[Some records]

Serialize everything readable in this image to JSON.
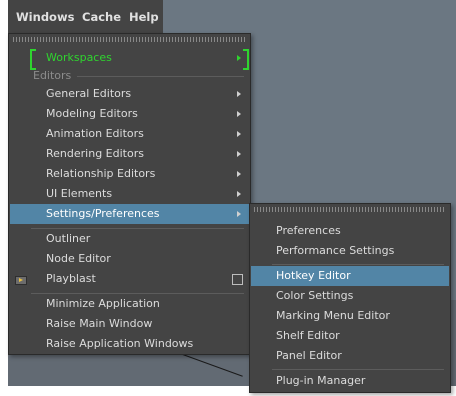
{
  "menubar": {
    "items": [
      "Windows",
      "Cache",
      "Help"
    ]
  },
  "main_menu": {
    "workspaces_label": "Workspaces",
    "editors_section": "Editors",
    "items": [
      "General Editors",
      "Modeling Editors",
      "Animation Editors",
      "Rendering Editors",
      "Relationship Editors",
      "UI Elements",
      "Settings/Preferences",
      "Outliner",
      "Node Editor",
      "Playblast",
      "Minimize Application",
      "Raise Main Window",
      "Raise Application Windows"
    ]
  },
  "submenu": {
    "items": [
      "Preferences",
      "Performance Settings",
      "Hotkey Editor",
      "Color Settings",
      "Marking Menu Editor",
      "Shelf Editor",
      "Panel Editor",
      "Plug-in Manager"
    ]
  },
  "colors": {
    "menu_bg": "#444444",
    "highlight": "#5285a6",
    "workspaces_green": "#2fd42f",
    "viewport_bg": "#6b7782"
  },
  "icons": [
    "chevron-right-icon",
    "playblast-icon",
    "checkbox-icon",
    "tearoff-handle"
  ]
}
---
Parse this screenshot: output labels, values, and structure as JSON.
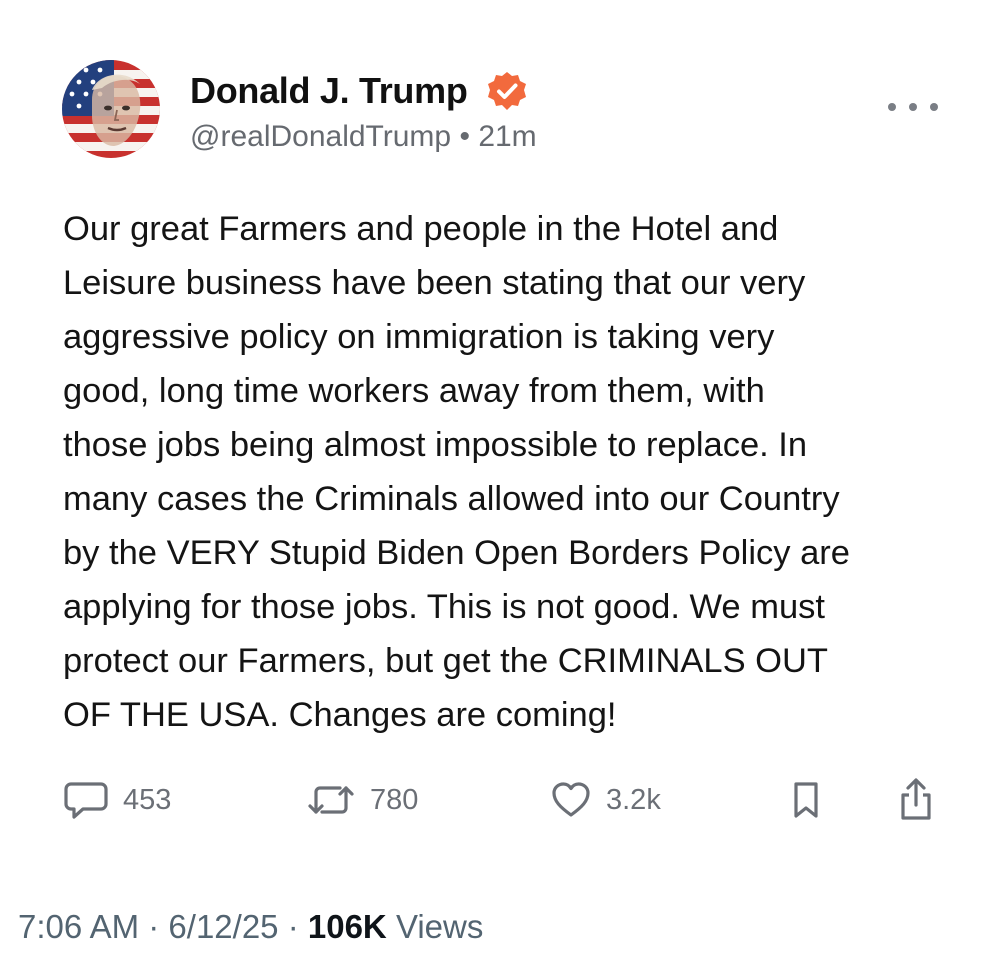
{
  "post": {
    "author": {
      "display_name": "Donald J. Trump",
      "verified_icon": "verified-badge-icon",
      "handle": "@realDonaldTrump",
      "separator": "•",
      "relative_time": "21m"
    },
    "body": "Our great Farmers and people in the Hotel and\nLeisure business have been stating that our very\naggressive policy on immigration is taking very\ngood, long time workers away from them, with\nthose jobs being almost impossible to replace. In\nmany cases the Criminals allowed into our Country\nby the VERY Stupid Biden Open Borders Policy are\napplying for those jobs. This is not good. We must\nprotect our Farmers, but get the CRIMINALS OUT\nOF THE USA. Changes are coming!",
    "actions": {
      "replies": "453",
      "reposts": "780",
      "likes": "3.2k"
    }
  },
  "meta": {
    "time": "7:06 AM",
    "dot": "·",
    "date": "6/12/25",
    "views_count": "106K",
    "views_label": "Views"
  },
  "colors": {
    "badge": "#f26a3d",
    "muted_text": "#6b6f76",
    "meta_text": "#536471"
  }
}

◆ **JOB**
Search the listing above for the string "Windows". Copy every line that contains it.

◆ **OUTPUT BELOW**
      "Windows",
      "Raise Application Windows"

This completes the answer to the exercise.